*EXERCISE INSTRUCTIONS:* Word for word, transcribe the lines below and drop the pictures.
— START LISTING —
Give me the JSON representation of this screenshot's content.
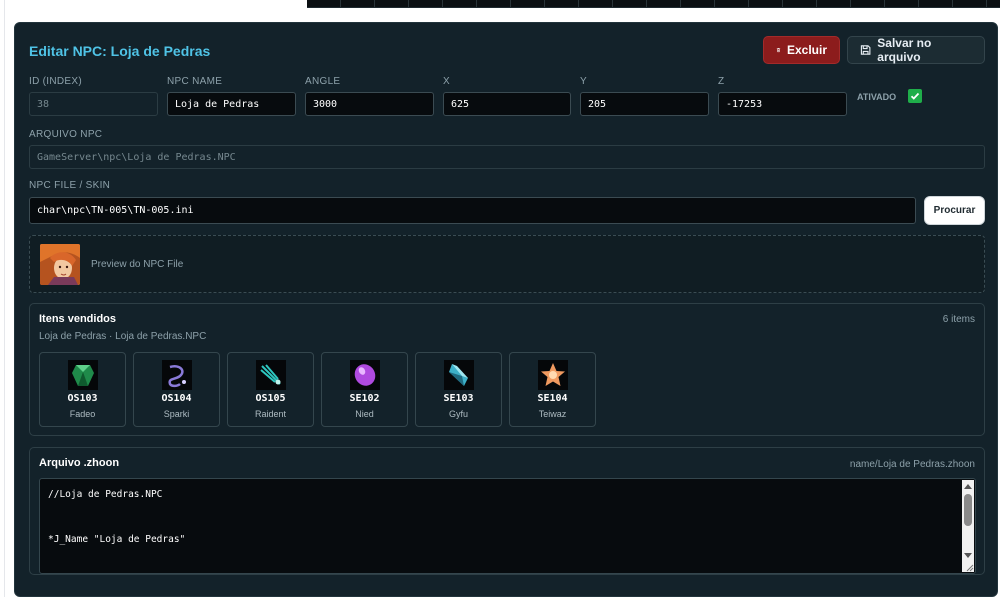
{
  "editor": {
    "title": "Editar NPC: Loja de Pedras",
    "delete_label": "Excluir",
    "save_label": "Salvar no arquivo"
  },
  "fields": {
    "id_label": "ID (INDEX)",
    "id_value": "38",
    "name_label": "NPC NAME",
    "name_value": "Loja de Pedras",
    "angle_label": "ANGLE",
    "angle_value": "3000",
    "x_label": "X",
    "x_value": "625",
    "y_label": "Y",
    "y_value": "205",
    "z_label": "Z",
    "z_value": "-17253",
    "ativado_label": "ATIVADO",
    "ativado_checked": true,
    "arquivo_label": "ARQUIVO NPC",
    "arquivo_value": "GameServer\\npc\\Loja de Pedras.NPC",
    "skin_label": "NPC FILE / SKIN",
    "skin_value": "char\\npc\\TN-005\\TN-005.ini",
    "procurar_label": "Procurar"
  },
  "preview": {
    "text": "Preview do NPC File"
  },
  "itens": {
    "title": "Itens vendidos",
    "subtitle": "Loja de Pedras · Loja de Pedras.NPC",
    "count": "6 items",
    "list": [
      {
        "code": "OS103",
        "name": "Fadeo",
        "icon": "green-gem-icon",
        "color": "#1f8a4a"
      },
      {
        "code": "OS104",
        "name": "Sparki",
        "icon": "purple-swirl-icon",
        "color": "#8a7ad8"
      },
      {
        "code": "OS105",
        "name": "Raident",
        "icon": "teal-bolt-icon",
        "color": "#2ec7c0"
      },
      {
        "code": "SE102",
        "name": "Nied",
        "icon": "purple-crystal-icon",
        "color": "#b04adf"
      },
      {
        "code": "SE103",
        "name": "Gyfu",
        "icon": "blue-crystal-icon",
        "color": "#3db0c8"
      },
      {
        "code": "SE104",
        "name": "Teiwaz",
        "icon": "orange-star-icon",
        "color": "#f09a60"
      }
    ]
  },
  "zhoon": {
    "title": "Arquivo .zhoon",
    "path": "name/Loja de Pedras.zhoon",
    "lines": [
      "//Loja de Pedras.NPC",
      "",
      "",
      "*J_Name \"Loja de Pedras\""
    ]
  },
  "colors": {
    "accent": "#4fc3e6",
    "danger": "#8c1c1c",
    "success": "#1fae4a",
    "panel": "#13222a"
  }
}
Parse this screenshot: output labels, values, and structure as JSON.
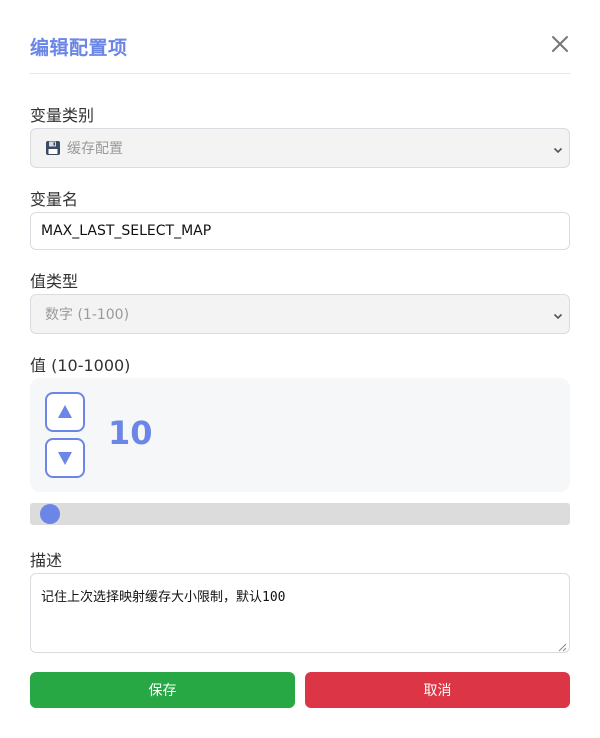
{
  "dialog": {
    "title": "编辑配置项",
    "close_icon": "close-icon"
  },
  "category": {
    "label": "变量类别",
    "icon": "floppy-disk-icon",
    "value": "缓存配置"
  },
  "var_name": {
    "label": "变量名",
    "value": "MAX_LAST_SELECT_MAP"
  },
  "value_type": {
    "label": "值类型",
    "value": "数字 (1-100)"
  },
  "value": {
    "label": "值 (10-1000)",
    "current": "10",
    "min": 10,
    "max": 1000,
    "up_icon": "arrow-up-icon",
    "down_icon": "arrow-down-icon"
  },
  "description": {
    "label": "描述",
    "value": "记住上次选择映射缓存大小限制，默认100"
  },
  "buttons": {
    "save_label": "保存",
    "cancel_label": "取消"
  },
  "colors": {
    "accent": "#6b86e6",
    "save": "#28a745",
    "cancel": "#dc3545"
  }
}
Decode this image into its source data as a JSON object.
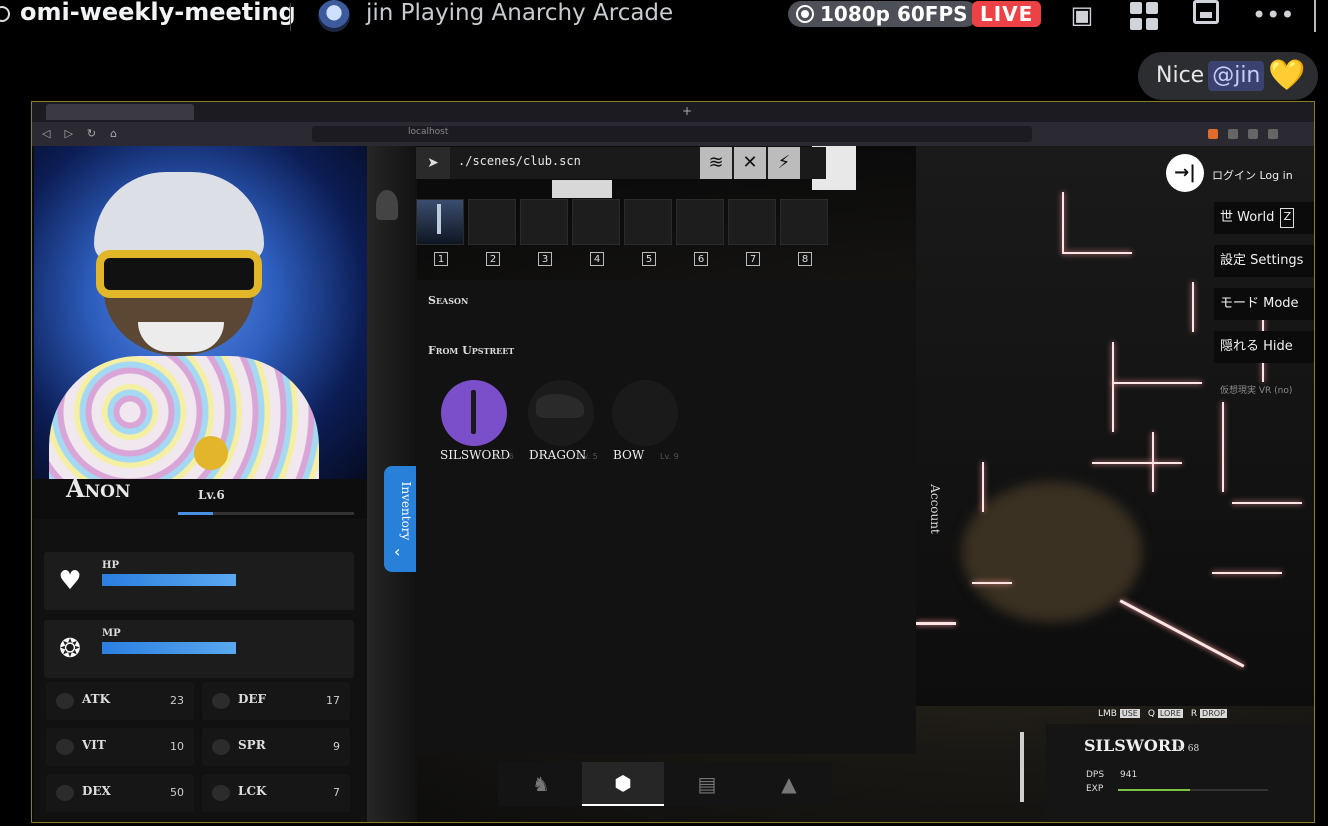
{
  "stream_header": {
    "channel": "omi-weekly-meeting",
    "streamer_text": "jin Playing Anarchy Arcade",
    "quality": "1080p 60FPS",
    "live": "LIVE"
  },
  "chat": {
    "text": "Nice",
    "mention": "@jin",
    "emoji": "💛"
  },
  "browser": {
    "url": "localhost"
  },
  "game": {
    "scene_path": "./scenes/club.scn",
    "hotbar_slots": [
      "1",
      "2",
      "3",
      "4",
      "5",
      "6",
      "7",
      "8"
    ],
    "character": {
      "name": "Anon",
      "level": "Lv.6",
      "xp_fraction": 0.2,
      "hp_label": "HP",
      "hp_fraction": 1.0,
      "mp_label": "MP",
      "mp_fraction": 1.0,
      "stats": [
        {
          "key": "ATK",
          "value": "23"
        },
        {
          "key": "DEF",
          "value": "17"
        },
        {
          "key": "VIT",
          "value": "10"
        },
        {
          "key": "SPR",
          "value": "9"
        },
        {
          "key": "DEX",
          "value": "50"
        },
        {
          "key": "LCK",
          "value": "7"
        }
      ]
    },
    "inventory": {
      "tab_label": "Inventory",
      "section_season": "Season",
      "section_upstreet": "From Upstreet",
      "items": [
        {
          "name": "SILSWORD",
          "level": "Lv. 6"
        },
        {
          "name": "DRAGON",
          "level": "Lv. 5"
        },
        {
          "name": "BOW",
          "level": "Lv. 9"
        }
      ]
    },
    "account_label": "Account",
    "menu": {
      "login": "ログイン Log in",
      "world": "世 World",
      "world_key": "Z",
      "settings": "設定 Settings",
      "mode": "モード Mode",
      "hide": "隠れる Hide",
      "vr": "仮想現実 VR (no)"
    },
    "hud": {
      "keys": [
        {
          "key": "LMB",
          "action": "USE"
        },
        {
          "key": "Q",
          "action": "LORE"
        },
        {
          "key": "R",
          "action": "DROP"
        }
      ],
      "weapon_name": "SILSWORD",
      "weapon_level": "Lv. 68",
      "dps_label": "DPS",
      "dps_value": "941",
      "exp_label": "EXP",
      "exp_fraction": 0.48
    }
  }
}
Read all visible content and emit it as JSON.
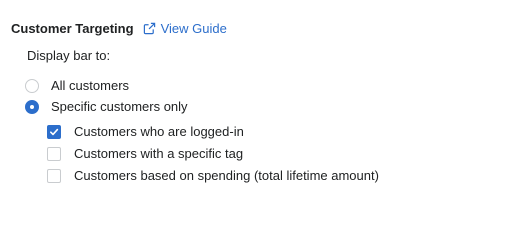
{
  "section": {
    "title": "Customer Targeting",
    "guide_link": "View Guide"
  },
  "display": {
    "label": "Display bar to:"
  },
  "radios": [
    {
      "label": "All customers",
      "selected": false
    },
    {
      "label": "Specific customers only",
      "selected": true
    }
  ],
  "checkboxes": [
    {
      "label": "Customers who are logged-in",
      "checked": true
    },
    {
      "label": "Customers with a specific tag",
      "checked": false
    },
    {
      "label": "Customers based on spending (total lifetime amount)",
      "checked": false
    }
  ],
  "colors": {
    "accent": "#2c6ecb",
    "text": "#202223",
    "border": "#c9cccf"
  },
  "icons": {
    "guide": "external-link-icon",
    "checked": "checkmark-icon"
  }
}
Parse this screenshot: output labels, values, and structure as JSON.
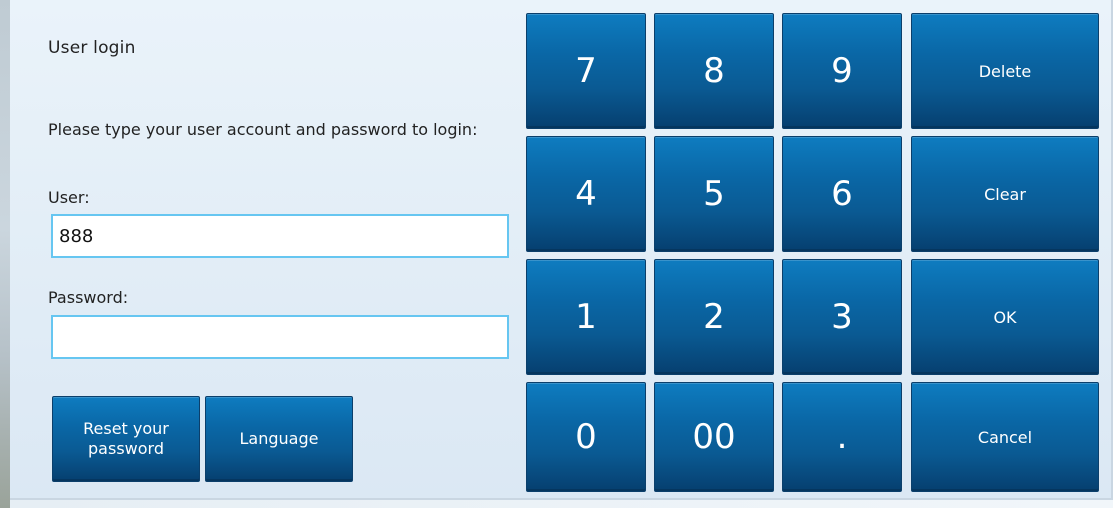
— END LISTING —
*FULL OUTPUT:*
Give me the JSON representation of this screenshot's content.
{
  "editor": {
    "title": "Editar NPC: Loja de Pedras",
    "delete_label": "Excluir",
    "save_label": "Salvar no arquivo"
  },
  "fields": {
    "id_label": "ID (INDEX)",
    "id_value": "38",
    "name_label": "NPC NAME",
    "name_value": "Loja de Pedras",
    "angle_label": "ANGLE",
    "angle_value": "3000",
    "x_label": "X",
    "x_value": "625",
    "y_label": "Y",
    "y_value": "205",
    "z_label": "Z",
    "z_value": "-17253",
    "ativado_label": "ATIVADO",
    "ativado_checked": true,
    "arquivo_label": "ARQUIVO NPC",
    "arquivo_value": "GameServer\\npc\\Loja de Pedras.NPC",
    "skin_label": "NPC FILE / SKIN",
    "skin_value": "char\\npc\\TN-005\\TN-005.ini",
    "procurar_label": "Procurar"
  },
  "preview": {
    "text": "Preview do NPC File"
  },
  "itens": {
    "title": "Itens vendidos",
    "subtitle": "Loja de Pedras · Loja de Pedras.NPC",
    "count": "6 items",
    "list": [
      {
        "code": "OS103",
        "name": "Fadeo",
        "icon": "green-gem-icon",
        "color": "#1f8a4a"
      },
      {
        "code": "OS104",
        "name": "Sparki",
        "icon": "purple-swirl-icon",
        "color": "#8a7ad8"
      },
      {
        "code": "OS105",
        "name": "Raident",
        "icon": "teal-bolt-icon",
        "color": "#2ec7c0"
      },
      {
        "code": "SE102",
        "name": "Nied",
        "icon": "purple-crystal-icon",
        "color": "#b04adf"
      },
      {
        "code": "SE103",
        "name": "Gyfu",
        "icon": "blue-crystal-icon",
        "color": "#3db0c8"
      },
      {
        "code": "SE104",
        "name": "Teiwaz",
        "icon": "orange-star-icon",
        "color": "#f09a60"
      }
    ]
  },
  "zhoon": {
    "title": "Arquivo .zhoon",
    "path": "name/Loja de Pedras.zhoon",
    "lines": [
      "//Loja de Pedras.NPC",
      "",
      "",
      "*J_Name \"Loja de Pedras\""
    ]
  },
  "colors": {
    "accent": "#4fc3e6",
    "danger": "#8c1c1c",
    "success": "#1fae4a",
    "panel": "#13222a"
  }
}
Parse this screenshot: output labels, values, and structure as JSON.
{
  "dialog": {
    "title": "编辑配置项",
    "close_icon": "close-icon"
  },
  "category": {
    "label": "变量类别",
    "icon": "floppy-disk-icon",
    "value": "缓存配置"
  },
  "var_name": {
    "label": "变量名",
    "value": "MAX_LAST_SELECT_MAP"
  },
  "value_type": {
    "label": "值类型",
    "value": "数字 (1-100)"
  },
  "value": {
    "label": "值 (10-1000)",
    "current": "10",
    "min": 10,
    "max": 1000,
    "up_icon": "arrow-up-icon",
    "down_icon": "arrow-down-icon"
  },
  "description": {
    "label": "描述",
    "value": "记住上次选择映射缓存大小限制，默认100"
  },
  "buttons": {
    "save_label": "保存",
    "cancel_label": "取消"
  },
  "colors": {
    "accent": "#6b86e6",
    "save": "#28a745",
    "cancel": "#dc3545"
  }
}
Decode this image into its source data as a JSON object.
{
  "stream_header": {
    "channel": "omi-weekly-meeting",
    "streamer_text": "jin Playing Anarchy Arcade",
    "quality": "1080p 60FPS",
    "live": "LIVE"
  },
  "chat": {
    "text": "Nice",
    "mention": "@jin",
    "emoji": "💛"
  },
  "browser": {
    "url": "localhost"
  },
  "game": {
    "scene_path": "./scenes/club.scn",
    "hotbar_slots": [
      "1",
      "2",
      "3",
      "4",
      "5",
      "6",
      "7",
      "8"
    ],
    "character": {
      "name": "Anon",
      "level": "Lv.6",
      "xp_fraction": 0.2,
      "hp_label": "HP",
      "hp_fraction": 1.0,
      "mp_label": "MP",
      "mp_fraction": 1.0,
      "stats": [
        {
          "key": "ATK",
          "value": "23"
        },
        {
          "key": "DEF",
          "value": "17"
        },
        {
          "key": "VIT",
          "value": "10"
        },
        {
          "key": "SPR",
          "value": "9"
        },
        {
          "key": "DEX",
          "value": "50"
        },
        {
          "key": "LCK",
          "value": "7"
        }
      ]
    },
    "inventory": {
      "tab_label": "Inventory",
      "section_season": "Season",
      "section_upstreet": "From Upstreet",
      "items": [
        {
          "name": "SILSWORD",
          "level": "Lv. 6"
        },
        {
          "name": "DRAGON",
          "level": "Lv. 5"
        },
        {
          "name": "BOW",
          "level": "Lv. 9"
        }
      ]
    },
    "account_label": "Account",
    "menu": {
      "login": "ログイン Log in",
      "world": "世 World",
      "world_key": "Z",
      "settings": "設定 Settings",
      "mode": "モード Mode",
      "hide": "隠れる Hide",
      "vr": "仮想現実 VR (no)"
    },
    "hud": {
      "keys": [
        {
          "key": "LMB",
          "action": "USE"
        },
        {
          "key": "Q",
          "action": "LORE"
        },
        {
          "key": "R",
          "action": "DROP"
        }
      ],
      "weapon_name": "SILSWORD",
      "weapon_level": "Lv. 68",
      "dps_label": "DPS",
      "dps_value": "941",
      "exp_label": "EXP",
      "exp_fraction": 0.48
    }
  }
}
Read all visible content and emit it as JSON.
{
  "section": {
    "title": "Customer Targeting",
    "guide_link": "View Guide"
  },
  "display": {
    "label": "Display bar to:"
  },
  "radios": [
    {
      "label": "All customers",
      "selected": false
    },
    {
      "label": "Specific customers only",
      "selected": true
    }
  ],
  "checkboxes": [
    {
      "label": "Customers who are logged-in",
      "checked": true
    },
    {
      "label": "Customers with a specific tag",
      "checked": false
    },
    {
      "label": "Customers based on spending (total lifetime amount)",
      "checked": false
    }
  ],
  "colors": {
    "accent": "#2c6ecb",
    "text": "#202223",
    "border": "#c9cccf"
  },
  "icons": {
    "guide": "external-link-icon",
    "checked": "checkmark-icon"
  }
}
Parse this screenshot: output labels, values, and structure as JSON.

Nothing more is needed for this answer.